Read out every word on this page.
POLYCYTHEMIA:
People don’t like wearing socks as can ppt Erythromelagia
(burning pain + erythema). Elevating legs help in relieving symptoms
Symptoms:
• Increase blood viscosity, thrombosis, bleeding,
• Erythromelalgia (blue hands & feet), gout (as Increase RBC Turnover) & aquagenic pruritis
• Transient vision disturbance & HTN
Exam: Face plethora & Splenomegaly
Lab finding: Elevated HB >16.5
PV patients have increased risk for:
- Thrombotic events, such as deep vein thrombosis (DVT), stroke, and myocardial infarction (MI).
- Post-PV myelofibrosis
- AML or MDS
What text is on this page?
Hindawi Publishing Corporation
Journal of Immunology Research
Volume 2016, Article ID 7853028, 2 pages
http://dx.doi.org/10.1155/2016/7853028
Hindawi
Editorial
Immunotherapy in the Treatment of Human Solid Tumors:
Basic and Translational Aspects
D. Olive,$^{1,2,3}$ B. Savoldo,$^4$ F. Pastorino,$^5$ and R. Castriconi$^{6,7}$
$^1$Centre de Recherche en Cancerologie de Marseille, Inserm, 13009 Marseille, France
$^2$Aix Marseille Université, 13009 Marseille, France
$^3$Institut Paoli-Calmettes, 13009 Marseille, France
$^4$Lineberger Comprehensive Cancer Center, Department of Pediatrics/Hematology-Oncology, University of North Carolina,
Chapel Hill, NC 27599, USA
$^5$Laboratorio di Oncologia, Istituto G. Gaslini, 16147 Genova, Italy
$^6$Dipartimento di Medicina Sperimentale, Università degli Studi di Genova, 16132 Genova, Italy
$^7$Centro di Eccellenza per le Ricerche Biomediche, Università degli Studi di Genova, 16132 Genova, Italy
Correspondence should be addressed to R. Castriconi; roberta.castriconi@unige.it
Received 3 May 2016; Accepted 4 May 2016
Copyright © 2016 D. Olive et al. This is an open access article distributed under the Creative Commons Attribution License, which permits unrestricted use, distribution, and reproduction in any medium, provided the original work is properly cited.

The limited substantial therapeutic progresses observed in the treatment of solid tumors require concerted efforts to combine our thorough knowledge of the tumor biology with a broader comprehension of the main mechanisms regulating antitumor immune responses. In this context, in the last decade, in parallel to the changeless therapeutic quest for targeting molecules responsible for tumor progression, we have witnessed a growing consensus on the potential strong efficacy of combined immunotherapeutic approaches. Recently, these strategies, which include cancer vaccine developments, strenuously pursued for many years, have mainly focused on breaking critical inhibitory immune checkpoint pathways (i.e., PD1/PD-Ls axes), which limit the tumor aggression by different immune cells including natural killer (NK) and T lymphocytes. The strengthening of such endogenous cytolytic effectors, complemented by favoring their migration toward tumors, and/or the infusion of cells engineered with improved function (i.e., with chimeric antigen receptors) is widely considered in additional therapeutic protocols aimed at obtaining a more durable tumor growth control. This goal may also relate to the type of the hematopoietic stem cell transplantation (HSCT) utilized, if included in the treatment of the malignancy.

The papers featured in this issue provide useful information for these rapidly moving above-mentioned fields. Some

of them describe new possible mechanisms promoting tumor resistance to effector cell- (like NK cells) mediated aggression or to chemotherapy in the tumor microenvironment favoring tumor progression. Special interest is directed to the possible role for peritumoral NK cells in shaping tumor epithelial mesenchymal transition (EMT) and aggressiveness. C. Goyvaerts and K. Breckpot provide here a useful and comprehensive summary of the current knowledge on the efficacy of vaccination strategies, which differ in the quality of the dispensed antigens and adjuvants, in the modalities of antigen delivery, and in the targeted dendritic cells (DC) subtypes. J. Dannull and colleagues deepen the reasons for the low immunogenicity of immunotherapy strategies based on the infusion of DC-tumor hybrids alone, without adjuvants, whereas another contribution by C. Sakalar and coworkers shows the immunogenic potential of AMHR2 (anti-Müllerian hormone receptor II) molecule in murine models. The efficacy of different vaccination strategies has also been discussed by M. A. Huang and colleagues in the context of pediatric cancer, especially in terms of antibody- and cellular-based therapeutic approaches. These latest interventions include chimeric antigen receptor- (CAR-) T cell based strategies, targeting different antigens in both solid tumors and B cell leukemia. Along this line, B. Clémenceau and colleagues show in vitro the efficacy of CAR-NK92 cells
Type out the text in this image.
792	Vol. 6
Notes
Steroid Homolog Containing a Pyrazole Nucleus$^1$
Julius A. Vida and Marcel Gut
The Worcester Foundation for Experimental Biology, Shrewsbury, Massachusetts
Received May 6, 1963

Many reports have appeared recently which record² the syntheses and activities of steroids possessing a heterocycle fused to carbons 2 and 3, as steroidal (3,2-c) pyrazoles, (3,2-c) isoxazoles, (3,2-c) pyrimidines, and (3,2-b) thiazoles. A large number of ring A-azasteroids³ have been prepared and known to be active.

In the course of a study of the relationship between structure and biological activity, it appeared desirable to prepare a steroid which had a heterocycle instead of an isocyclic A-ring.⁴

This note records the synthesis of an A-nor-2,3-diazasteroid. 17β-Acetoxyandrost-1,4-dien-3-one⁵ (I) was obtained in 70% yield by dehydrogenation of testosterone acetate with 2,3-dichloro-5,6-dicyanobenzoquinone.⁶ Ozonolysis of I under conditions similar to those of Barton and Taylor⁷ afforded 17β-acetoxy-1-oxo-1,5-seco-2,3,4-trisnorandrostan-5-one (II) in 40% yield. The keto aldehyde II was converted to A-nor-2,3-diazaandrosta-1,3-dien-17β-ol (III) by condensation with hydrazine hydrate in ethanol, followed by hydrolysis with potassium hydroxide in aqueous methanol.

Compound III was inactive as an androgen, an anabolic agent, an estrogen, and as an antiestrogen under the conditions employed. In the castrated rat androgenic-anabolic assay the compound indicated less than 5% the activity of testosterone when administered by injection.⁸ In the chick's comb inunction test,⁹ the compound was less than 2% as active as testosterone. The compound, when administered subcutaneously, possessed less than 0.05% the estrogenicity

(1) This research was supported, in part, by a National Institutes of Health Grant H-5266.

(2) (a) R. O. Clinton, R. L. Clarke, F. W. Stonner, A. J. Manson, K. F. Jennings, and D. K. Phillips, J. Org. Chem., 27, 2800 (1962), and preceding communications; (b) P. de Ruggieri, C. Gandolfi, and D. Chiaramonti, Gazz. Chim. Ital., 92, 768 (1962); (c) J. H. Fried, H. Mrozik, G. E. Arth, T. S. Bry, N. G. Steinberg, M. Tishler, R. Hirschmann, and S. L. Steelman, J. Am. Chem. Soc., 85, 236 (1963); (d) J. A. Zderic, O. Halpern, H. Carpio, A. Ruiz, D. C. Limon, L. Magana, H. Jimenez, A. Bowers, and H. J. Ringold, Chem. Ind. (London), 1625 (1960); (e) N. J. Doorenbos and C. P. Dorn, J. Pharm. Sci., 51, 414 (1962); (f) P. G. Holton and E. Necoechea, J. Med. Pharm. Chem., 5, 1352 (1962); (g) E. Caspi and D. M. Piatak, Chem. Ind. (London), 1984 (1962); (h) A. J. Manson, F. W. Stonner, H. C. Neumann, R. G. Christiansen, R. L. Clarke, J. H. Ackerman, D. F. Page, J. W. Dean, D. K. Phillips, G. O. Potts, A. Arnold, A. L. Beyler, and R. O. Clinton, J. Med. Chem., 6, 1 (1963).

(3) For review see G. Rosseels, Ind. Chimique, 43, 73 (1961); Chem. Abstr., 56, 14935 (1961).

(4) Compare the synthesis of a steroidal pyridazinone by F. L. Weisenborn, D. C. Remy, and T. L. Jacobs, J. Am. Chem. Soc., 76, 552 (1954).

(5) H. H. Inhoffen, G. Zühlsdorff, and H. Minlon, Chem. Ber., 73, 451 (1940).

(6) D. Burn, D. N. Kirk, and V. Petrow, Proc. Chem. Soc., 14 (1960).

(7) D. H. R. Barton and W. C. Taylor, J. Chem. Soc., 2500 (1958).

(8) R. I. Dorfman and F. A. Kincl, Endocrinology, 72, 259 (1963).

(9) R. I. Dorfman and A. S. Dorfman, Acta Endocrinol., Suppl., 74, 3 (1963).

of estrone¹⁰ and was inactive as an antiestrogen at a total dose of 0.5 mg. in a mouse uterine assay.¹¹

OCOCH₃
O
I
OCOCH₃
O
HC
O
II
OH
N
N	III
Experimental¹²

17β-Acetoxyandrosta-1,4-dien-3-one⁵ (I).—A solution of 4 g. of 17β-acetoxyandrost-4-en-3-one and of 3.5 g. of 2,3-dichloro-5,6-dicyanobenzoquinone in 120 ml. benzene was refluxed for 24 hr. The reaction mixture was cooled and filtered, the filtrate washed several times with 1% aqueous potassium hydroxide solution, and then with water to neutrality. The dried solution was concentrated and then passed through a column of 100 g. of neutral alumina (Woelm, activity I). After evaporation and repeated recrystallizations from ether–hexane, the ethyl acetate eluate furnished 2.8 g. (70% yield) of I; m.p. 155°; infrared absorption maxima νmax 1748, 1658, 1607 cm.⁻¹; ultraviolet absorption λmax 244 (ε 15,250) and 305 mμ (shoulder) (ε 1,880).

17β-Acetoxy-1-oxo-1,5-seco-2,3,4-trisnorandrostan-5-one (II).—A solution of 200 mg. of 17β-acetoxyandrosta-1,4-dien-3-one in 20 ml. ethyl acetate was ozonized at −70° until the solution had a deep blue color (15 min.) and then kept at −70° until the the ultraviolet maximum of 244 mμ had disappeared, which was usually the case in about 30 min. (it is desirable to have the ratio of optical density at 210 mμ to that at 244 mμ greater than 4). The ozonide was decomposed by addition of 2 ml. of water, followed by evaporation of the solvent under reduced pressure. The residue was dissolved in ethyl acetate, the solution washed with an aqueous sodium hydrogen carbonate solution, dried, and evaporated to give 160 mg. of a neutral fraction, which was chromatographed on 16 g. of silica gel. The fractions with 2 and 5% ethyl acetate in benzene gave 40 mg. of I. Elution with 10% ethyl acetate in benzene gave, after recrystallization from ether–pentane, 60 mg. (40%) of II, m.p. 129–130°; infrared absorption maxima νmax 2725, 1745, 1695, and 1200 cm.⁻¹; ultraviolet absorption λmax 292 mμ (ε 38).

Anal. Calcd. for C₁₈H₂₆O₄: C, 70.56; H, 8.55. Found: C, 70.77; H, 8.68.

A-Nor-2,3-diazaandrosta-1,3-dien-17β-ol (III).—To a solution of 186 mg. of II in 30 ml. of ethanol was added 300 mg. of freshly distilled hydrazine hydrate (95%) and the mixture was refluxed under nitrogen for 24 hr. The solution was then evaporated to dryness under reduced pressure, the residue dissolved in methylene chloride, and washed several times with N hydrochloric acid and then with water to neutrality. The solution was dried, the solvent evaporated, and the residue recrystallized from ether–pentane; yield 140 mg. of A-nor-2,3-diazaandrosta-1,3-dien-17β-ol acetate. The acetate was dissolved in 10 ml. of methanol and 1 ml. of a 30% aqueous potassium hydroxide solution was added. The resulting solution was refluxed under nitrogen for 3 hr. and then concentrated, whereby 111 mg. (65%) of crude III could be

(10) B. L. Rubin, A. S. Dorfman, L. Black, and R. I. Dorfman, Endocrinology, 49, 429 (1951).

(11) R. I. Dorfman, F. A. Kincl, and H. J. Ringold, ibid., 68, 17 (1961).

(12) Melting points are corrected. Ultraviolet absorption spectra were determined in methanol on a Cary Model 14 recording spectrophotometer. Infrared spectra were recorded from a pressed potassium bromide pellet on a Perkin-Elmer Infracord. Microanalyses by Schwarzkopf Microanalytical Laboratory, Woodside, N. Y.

◇ ◇ ◇ ◇ ◇ ◇ ◇

Work to complete =>
Copy all lines above where "νmax" is present.

Response box =>
17β-Acetoxyandrosta-1,4-dien-3-one⁵ (I).—A solution of 4 g. of 17β-acetoxyandrost-4-en-3-one and of 3.5 g. of 2,3-dichloro-5,6-dicyanobenzoquinone in 120 ml. benzene was refluxed for 24 hr. The reaction mixture was cooled and filtered, the filtrate washed several times with 1% aqueous potassium hydroxide solution, and then with water to neutrality. The dried solution was concentrated and then passed through a column of 100 g. of neutral alumina (Woelm, activity I). After evaporation and repeated recrystallizations from ether–hexane, the ethyl acetate eluate furnished 2.8 g. (70% yield) of I; m.p. 155°; infrared absorption maxima νmax 1748, 1658, 1607 cm.⁻¹; ultraviolet absorption λmax 244 (ε 15,250) and 305 mμ (shoulder) (ε 1,880).
17β-Acetoxy-1-oxo-1,5-seco-2,3,4-trisnorandrostan-5-one (II).—A solution of 200 mg. of 17β-acetoxyandrosta-1,4-dien-3-one in 20 ml. ethyl acetate was ozonized at −70° until the solution had a deep blue color (15 min.) and then kept at −70° until the the ultraviolet maximum of 244 mμ had disappeared, which was usually the case in about 30 min. (it is desirable to have the ratio of optical density at 210 mμ to that at 244 mμ greater than 4). The ozonide was decomposed by addition of 2 ml. of water, followed by evaporation of the solvent under reduced pressure. The residue was dissolved in ethyl acetate, the solution washed with an aqueous sodium hydrogen carbonate solution, dried, and evaporated to give 160 mg. of a neutral fraction, which was chromatographed on 16 g. of silica gel. The fractions with 2 and 5% ethyl acetate in benzene gave 40 mg. of I. Elution with 10% ethyl acetate in benzene gave, after recrystallization from ether–pentane, 60 mg. (40%) of II, m.p. 129–130°; infrared absorption maxima νmax 2725, 1745, 1695, and 1200 cm.⁻¹; ultraviolet absorption λmax 292 mμ (ε 38).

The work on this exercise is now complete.